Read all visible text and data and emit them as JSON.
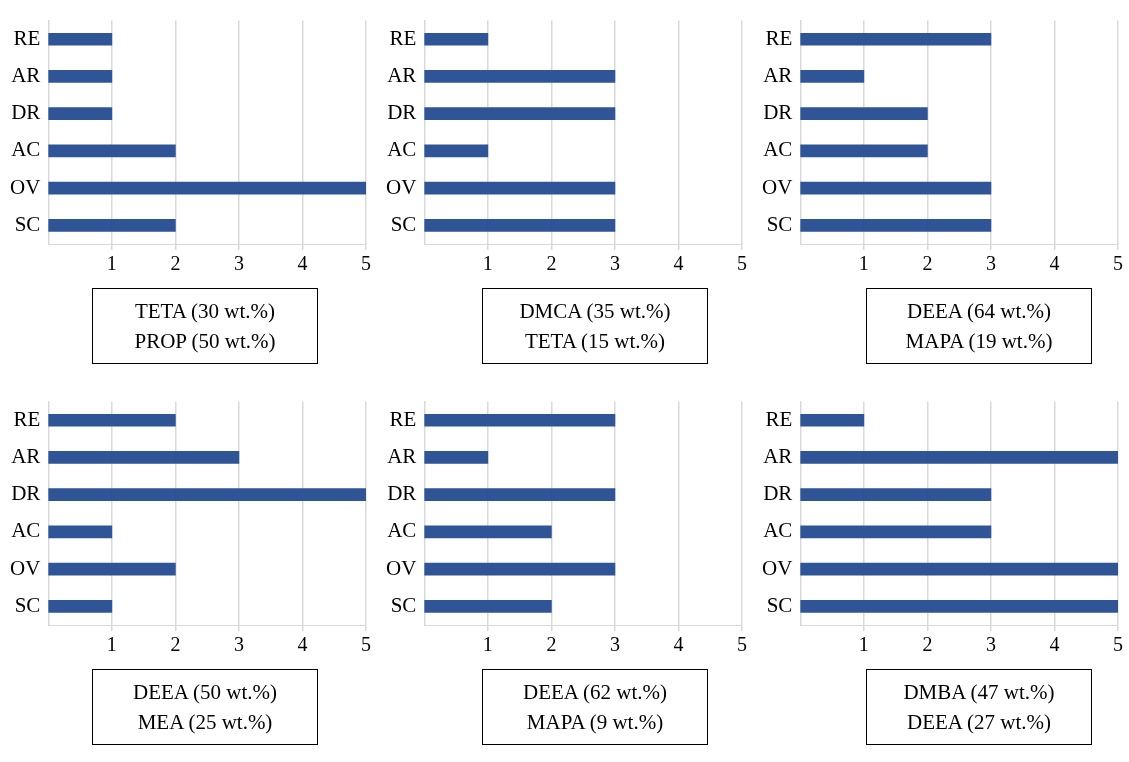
{
  "chart_data": [
    {
      "type": "bar",
      "orientation": "horizontal",
      "title": "TETA (30 wt.%)",
      "subtitle": "PROP (50 wt.%)",
      "categories": [
        "RE",
        "AR",
        "DR",
        "AC",
        "OV",
        "SC"
      ],
      "values": [
        1,
        1,
        1,
        2,
        5,
        2
      ],
      "color": "#2f5597",
      "xlim": [
        0,
        5
      ],
      "xticks": [
        1,
        2,
        3,
        4,
        5
      ],
      "grid": "x"
    },
    {
      "type": "bar",
      "orientation": "horizontal",
      "title": "DMCA (35 wt.%)",
      "subtitle": "TETA (15 wt.%)",
      "categories": [
        "RE",
        "AR",
        "DR",
        "AC",
        "OV",
        "SC"
      ],
      "values": [
        1,
        3,
        3,
        1,
        3,
        3
      ],
      "color": "#2f5597",
      "xlim": [
        0,
        5
      ],
      "xticks": [
        1,
        2,
        3,
        4,
        5
      ],
      "grid": "x"
    },
    {
      "type": "bar",
      "orientation": "horizontal",
      "title": "DEEA (64 wt.%)",
      "subtitle": "MAPA (19 wt.%)",
      "categories": [
        "RE",
        "AR",
        "DR",
        "AC",
        "OV",
        "SC"
      ],
      "values": [
        3,
        1,
        2,
        2,
        3,
        3
      ],
      "color": "#2f5597",
      "xlim": [
        0,
        5
      ],
      "xticks": [
        1,
        2,
        3,
        4,
        5
      ],
      "grid": "x"
    },
    {
      "type": "bar",
      "orientation": "horizontal",
      "title": "DEEA (50 wt.%)",
      "subtitle": "MEA (25 wt.%)",
      "categories": [
        "RE",
        "AR",
        "DR",
        "AC",
        "OV",
        "SC"
      ],
      "values": [
        2,
        3,
        5,
        1,
        2,
        1
      ],
      "color": "#2f5597",
      "xlim": [
        0,
        5
      ],
      "xticks": [
        1,
        2,
        3,
        4,
        5
      ],
      "grid": "x"
    },
    {
      "type": "bar",
      "orientation": "horizontal",
      "title": "DEEA (62 wt.%)",
      "subtitle": "MAPA (9 wt.%)",
      "categories": [
        "RE",
        "AR",
        "DR",
        "AC",
        "OV",
        "SC"
      ],
      "values": [
        3,
        1,
        3,
        2,
        3,
        2
      ],
      "color": "#2f5597",
      "xlim": [
        0,
        5
      ],
      "xticks": [
        1,
        2,
        3,
        4,
        5
      ],
      "grid": "x"
    },
    {
      "type": "bar",
      "orientation": "horizontal",
      "title": "DMBA (47 wt.%)",
      "subtitle": "DEEA (27 wt.%)",
      "categories": [
        "RE",
        "AR",
        "DR",
        "AC",
        "OV",
        "SC"
      ],
      "values": [
        1,
        5,
        3,
        3,
        5,
        5
      ],
      "color": "#2f5597",
      "xlim": [
        0,
        5
      ],
      "xticks": [
        1,
        2,
        3,
        4,
        5
      ],
      "grid": "x"
    }
  ]
}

__________

• [TASK DETAILS]: Make a copy of each line that contains the string "subtitle".

• [SOLUTION TO THE PROBLEM]:
      "subtitle": "PROP (50 wt.%)",
      "subtitle": "TETA (15 wt.%)",
      "subtitle": "MAPA (19 wt.%)",
      "subtitle": "MEA (25 wt.%)",
      "subtitle": "MAPA (9 wt.%)",
      "subtitle": "DEEA (27 wt.%)",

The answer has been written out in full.